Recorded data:
## begin
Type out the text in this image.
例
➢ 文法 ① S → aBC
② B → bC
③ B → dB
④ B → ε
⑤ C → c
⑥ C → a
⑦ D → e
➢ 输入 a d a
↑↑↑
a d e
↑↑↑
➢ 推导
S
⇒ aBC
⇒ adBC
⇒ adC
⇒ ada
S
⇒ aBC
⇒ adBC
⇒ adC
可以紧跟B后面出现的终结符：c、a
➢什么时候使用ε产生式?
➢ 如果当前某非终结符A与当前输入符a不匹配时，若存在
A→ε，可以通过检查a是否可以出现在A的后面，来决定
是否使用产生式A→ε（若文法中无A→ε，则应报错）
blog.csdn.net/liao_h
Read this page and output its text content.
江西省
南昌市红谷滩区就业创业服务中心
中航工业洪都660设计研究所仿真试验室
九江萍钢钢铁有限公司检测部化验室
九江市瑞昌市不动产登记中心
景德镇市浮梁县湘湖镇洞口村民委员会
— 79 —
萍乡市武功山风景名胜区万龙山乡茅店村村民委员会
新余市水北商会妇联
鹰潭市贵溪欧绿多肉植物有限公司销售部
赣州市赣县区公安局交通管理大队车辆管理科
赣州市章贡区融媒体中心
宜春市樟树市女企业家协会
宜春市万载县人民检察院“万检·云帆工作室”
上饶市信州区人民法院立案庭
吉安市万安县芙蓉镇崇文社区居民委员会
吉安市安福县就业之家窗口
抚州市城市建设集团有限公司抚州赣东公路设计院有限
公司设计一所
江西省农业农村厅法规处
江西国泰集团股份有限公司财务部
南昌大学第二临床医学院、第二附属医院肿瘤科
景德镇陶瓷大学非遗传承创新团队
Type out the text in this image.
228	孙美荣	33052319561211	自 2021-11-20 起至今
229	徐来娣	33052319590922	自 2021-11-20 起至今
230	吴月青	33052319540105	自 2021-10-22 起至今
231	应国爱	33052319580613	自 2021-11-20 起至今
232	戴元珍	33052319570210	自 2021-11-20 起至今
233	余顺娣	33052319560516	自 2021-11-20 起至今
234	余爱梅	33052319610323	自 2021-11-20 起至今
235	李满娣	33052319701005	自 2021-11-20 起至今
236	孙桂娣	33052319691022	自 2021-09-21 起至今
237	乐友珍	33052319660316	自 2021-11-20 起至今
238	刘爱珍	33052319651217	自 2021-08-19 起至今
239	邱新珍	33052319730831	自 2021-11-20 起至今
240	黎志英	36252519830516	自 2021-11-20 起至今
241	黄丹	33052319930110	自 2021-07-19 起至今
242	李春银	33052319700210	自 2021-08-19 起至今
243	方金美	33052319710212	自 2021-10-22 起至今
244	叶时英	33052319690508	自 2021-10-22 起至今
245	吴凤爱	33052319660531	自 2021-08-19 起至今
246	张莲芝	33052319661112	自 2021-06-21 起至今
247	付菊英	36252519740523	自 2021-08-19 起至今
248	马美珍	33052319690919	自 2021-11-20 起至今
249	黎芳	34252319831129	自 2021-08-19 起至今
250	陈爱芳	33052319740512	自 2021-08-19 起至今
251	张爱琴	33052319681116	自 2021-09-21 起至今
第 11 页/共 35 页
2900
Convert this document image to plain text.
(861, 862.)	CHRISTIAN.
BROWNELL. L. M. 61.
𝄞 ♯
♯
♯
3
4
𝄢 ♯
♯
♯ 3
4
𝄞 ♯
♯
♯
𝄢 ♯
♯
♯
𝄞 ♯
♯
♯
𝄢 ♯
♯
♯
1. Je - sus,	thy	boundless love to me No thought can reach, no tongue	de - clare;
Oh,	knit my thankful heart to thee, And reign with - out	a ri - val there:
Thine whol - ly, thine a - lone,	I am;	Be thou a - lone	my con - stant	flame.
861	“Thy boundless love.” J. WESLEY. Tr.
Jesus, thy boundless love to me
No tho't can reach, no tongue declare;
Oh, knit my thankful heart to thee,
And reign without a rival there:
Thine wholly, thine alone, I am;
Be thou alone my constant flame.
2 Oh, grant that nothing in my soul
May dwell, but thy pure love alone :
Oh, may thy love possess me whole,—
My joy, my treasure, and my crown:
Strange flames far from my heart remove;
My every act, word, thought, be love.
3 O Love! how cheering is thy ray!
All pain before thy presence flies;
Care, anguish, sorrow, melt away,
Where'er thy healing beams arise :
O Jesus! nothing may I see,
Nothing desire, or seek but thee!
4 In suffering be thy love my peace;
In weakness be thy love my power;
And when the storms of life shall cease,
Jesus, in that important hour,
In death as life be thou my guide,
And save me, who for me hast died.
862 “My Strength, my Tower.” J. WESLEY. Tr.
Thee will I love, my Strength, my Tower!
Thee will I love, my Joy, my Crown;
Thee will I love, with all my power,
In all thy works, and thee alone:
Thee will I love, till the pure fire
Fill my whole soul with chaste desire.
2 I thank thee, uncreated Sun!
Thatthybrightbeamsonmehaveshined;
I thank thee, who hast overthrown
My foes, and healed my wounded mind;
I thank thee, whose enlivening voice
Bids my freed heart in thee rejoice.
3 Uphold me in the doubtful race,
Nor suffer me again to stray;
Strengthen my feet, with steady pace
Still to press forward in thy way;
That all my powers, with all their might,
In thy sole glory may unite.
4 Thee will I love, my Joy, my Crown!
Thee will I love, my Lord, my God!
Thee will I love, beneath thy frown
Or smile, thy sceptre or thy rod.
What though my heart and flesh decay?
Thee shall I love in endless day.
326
## end
## Task directions
Count each line where the string "heart" occurs, and write only the number.

## Written answer
5